__DESCRIPTION OF THE TASK__: Look below and pull out each line with the word "Switch".

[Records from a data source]
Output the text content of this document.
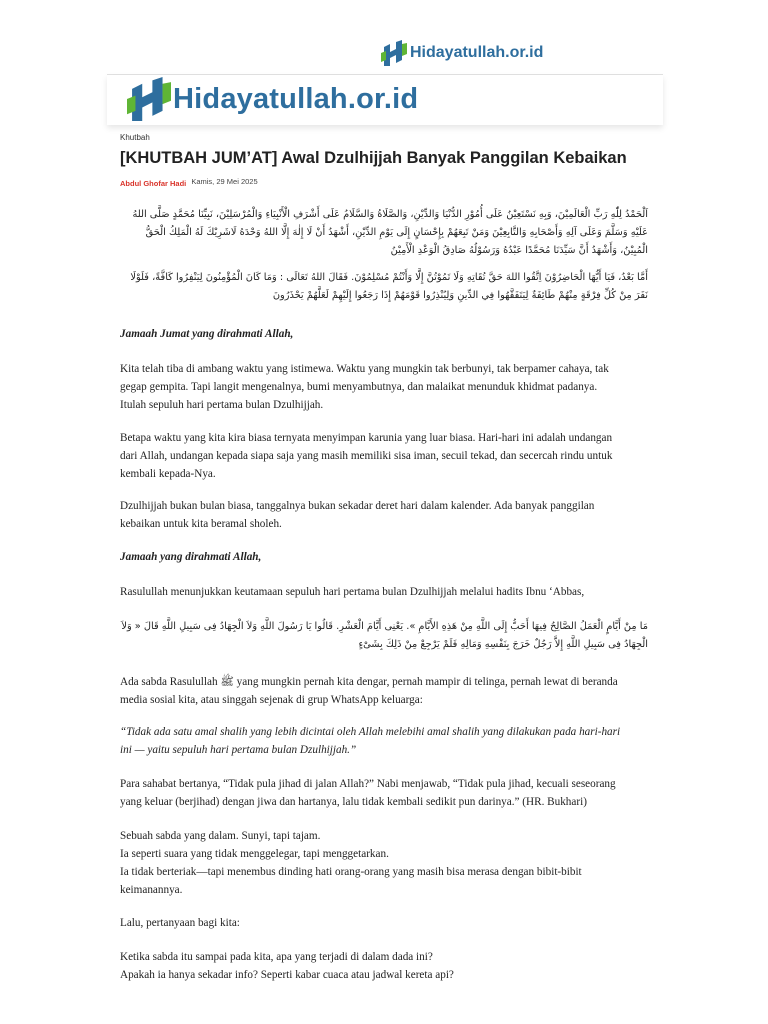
Hidayatullah.or.id
Hidayatullah.or.id
Khutbah
[KHUTBAH JUM’AT] Awal Dzulhijjah Banyak Panggilan Kebaikan
Abdul Ghofar Hadi Kamis, 29 Mei 2025

اَلْحَمْدُ لِلّٰهِ رَبِّ الْعَالَمِيْنَ، وَبِهِ نَسْتَعِيْنُ عَلَى أُمُوْرِ الدُّنْيَا وَالدِّيْنِ، وَالصَّلَاةُ وَالسَّلَامُ عَلَى أَشْرَفِ الْأَنْبِيَاءِ وَالْمُرْسَلِيْنَ، نَبِيِّنَا مُحَمَّدٍ صَلَّى اللهُ عَلَيْهِ وَسَلَّمَ وَعَلَى آلِهِ وَأَصْحَابِهِ وَالتَّابِعِيْنَ وَمَنْ تَبِعَهُمْ بِإِحْسَانٍ إِلَى يَوْمِ الدِّيْنِ، أَشْهَدُ أَنْ لَا إِلٰهَ إِلَّا اللهُ وَحْدَهُ لَاشَرِيْكَ لَهُ الْمَلِكُ الْحَقُّ الْمُبِيْنُ، وَأَشْهَدُ أَنَّ سَيِّدَنَا مُحَمَّدًا عَبْدُهُ وَرَسُوْلُهُ صَادِقُ الْوَعْدِ الْأَمِيْنُ

أَمَّا بَعْدُ، فَيَا أَيُّهَا الْحَاضِرُوْنَ اِتَّقُوا اللهَ حَقَّ تُقَاتِهِ وَلَا تَمُوْتُنَّ إِلَّا وَأَنْتُمْ مُسْلِمُوْنَ. فَقَالَ اللهُ تَعَالَى : وَمَا كَانَ الْمُؤْمِنُونَ لِيَنْفِرُوا كَافَّةً، فَلَوْلَا نَفَرَ مِنْ كُلِّ فِرْقَةٍ مِنْهُمْ طَائِفَةٌ لِيَتَفَقَّهُوا فِي الدِّينِ وَلِيُنْذِرُوا قَوْمَهُمْ إِذَا رَجَعُوا إِلَيْهِمْ لَعَلَّهُمْ يَحْذَرُونَ

Jamaah Jumat yang dirahmati Allah,
Kita telah tiba di ambang waktu yang istimewa. Waktu yang mungkin tak berbunyi, tak berpamer cahaya, tak
gegap gempita. Tapi langit mengenalnya, bumi menyambutnya, dan malaikat menunduk khidmat padanya.
Itulah sepuluh hari pertama bulan Dzulhijjah.
Betapa waktu yang kita kira biasa ternyata menyimpan karunia yang luar biasa. Hari-hari ini adalah undangan
dari Allah, undangan kepada siapa saja yang masih memiliki sisa iman, secuil tekad, dan secercah rindu untuk
kembali kepada-Nya.
Dzulhijjah bukan bulan biasa, tanggalnya bukan sekadar deret hari dalam kalender. Ada banyak panggilan
kebaikan untuk kita beramal sholeh.
Jamaah yang dirahmati Allah,
Rasulullah menunjukkan keutamaan sepuluh hari pertama bulan Dzulhijjah melalui hadits Ibnu ‘Abbas,

مَا مِنْ أَيَّامٍ الْعَمَلُ الصَّالِحُ فِيهَا أَحَبُّ إِلَى اللَّهِ مِنْ هَذِهِ الأَيَّامِ ». يَعْنِى أَيَّامَ الْعَشْرِ. قَالُوا يَا رَسُولَ اللَّهِ وَلاَ الْجِهَادُ فِى سَبِيلِ اللَّهِ قَالَ « وَلاَ الْجِهَادُ فِى سَبِيلِ اللَّهِ إِلاَّ رَجُلٌ خَرَجَ بِنَفْسِهِ وَمَالِهِ فَلَمْ يَرْجِعْ مِنْ ذَلِكَ بِشَىْءٍ

Ada sabda Rasulullah ﷺ yang mungkin pernah kita dengar, pernah mampir di telinga, pernah lewat di beranda
media sosial kita, atau singgah sejenak di grup WhatsApp keluarga:
“Tidak ada satu amal shalih yang lebih dicintai oleh Allah melebihi amal shalih yang dilakukan pada hari-hari
ini — yaitu sepuluh hari pertama bulan Dzulhijjah.”
Para sahabat bertanya, “Tidak pula jihad di jalan Allah?” Nabi menjawab, “Tidak pula jihad, kecuali seseorang
yang keluar (berjihad) dengan jiwa dan hartanya, lalu tidak kembali sedikit pun darinya.” (HR. Bukhari)
Sebuah sabda yang dalam. Sunyi, tapi tajam.
Ia seperti suara yang tidak menggelegar, tapi menggetarkan.
Ia tidak berteriak—tapi menembus dinding hati orang-orang yang masih bisa merasa dengan bibit-bibit
keimanannya.
Lalu, pertanyaan bagi kita:
Ketika sabda itu sampai pada kita, apa yang terjadi di dalam dada ini?
Apakah ia hanya sekadar info? Seperti kabar cuaca atau jadwal kereta api?
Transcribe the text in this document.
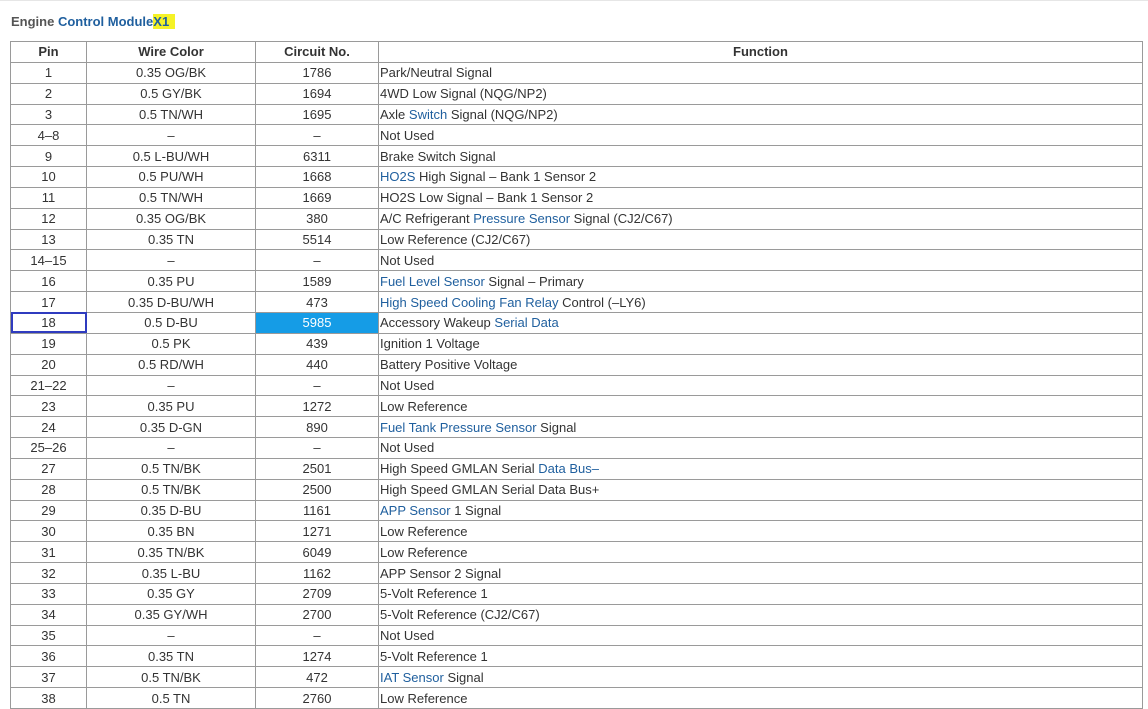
Engine Control ModuleX1
Pin	Wire Color	Circuit No.	Function
1	0.35 OG/BK	1786	Park/Neutral Signal
2	0.5 GY/BK	1694	4WD Low Signal (NQG/NP2)
3	0.5 TN/WH	1695	Axle Switch Signal (NQG/NP2)
4–8	–	–	Not Used
9	0.5 L-BU/WH	6311	Brake Switch Signal
10	0.5 PU/WH	1668	HO2S High Signal – Bank 1 Sensor 2
11	0.5 TN/WH	1669	HO2S Low Signal – Bank 1 Sensor 2
12	0.35 OG/BK	380	A/C Refrigerant Pressure Sensor Signal (CJ2/C67)
13	0.35 TN	5514	Low Reference (CJ2/C67)
14–15	–	–	Not Used
16	0.35 PU	1589	Fuel Level Sensor Signal – Primary
17	0.35 D-BU/WH	473	High Speed Cooling Fan Relay Control (–LY6)
18	0.5 D-BU	5985	Accessory Wakeup Serial Data
19	0.5 PK	439	Ignition 1 Voltage
20	0.5 RD/WH	440	Battery Positive Voltage
21–22	–	–	Not Used
23	0.35 PU	1272	Low Reference
24	0.35 D-GN	890	Fuel Tank Pressure Sensor Signal
25–26	–	–	Not Used
27	0.5 TN/BK	2501	High Speed GMLAN Serial Data Bus–
28	0.5 TN/BK	2500	High Speed GMLAN Serial Data Bus+
29	0.35 D-BU	1161	APP Sensor 1 Signal
30	0.35 BN	1271	Low Reference
31	0.35 TN/BK	6049	Low Reference
32	0.35 L-BU	1162	APP Sensor 2 Signal
33	0.35 GY	2709	5-Volt Reference 1
34	0.35 GY/WH	2700	5-Volt Reference (CJ2/C67)
35	–	–	Not Used
36	0.35 TN	1274	5-Volt Reference 1
37	0.5 TN/BK	472	IAT Sensor Signal
38	0.5 TN	2760	Low Reference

__THE SOLUTION__:
3	0.5 TN/WH	1695	Axle Switch Signal (NQG/NP2)
9	0.5 L-BU/WH	6311	Brake Switch Signal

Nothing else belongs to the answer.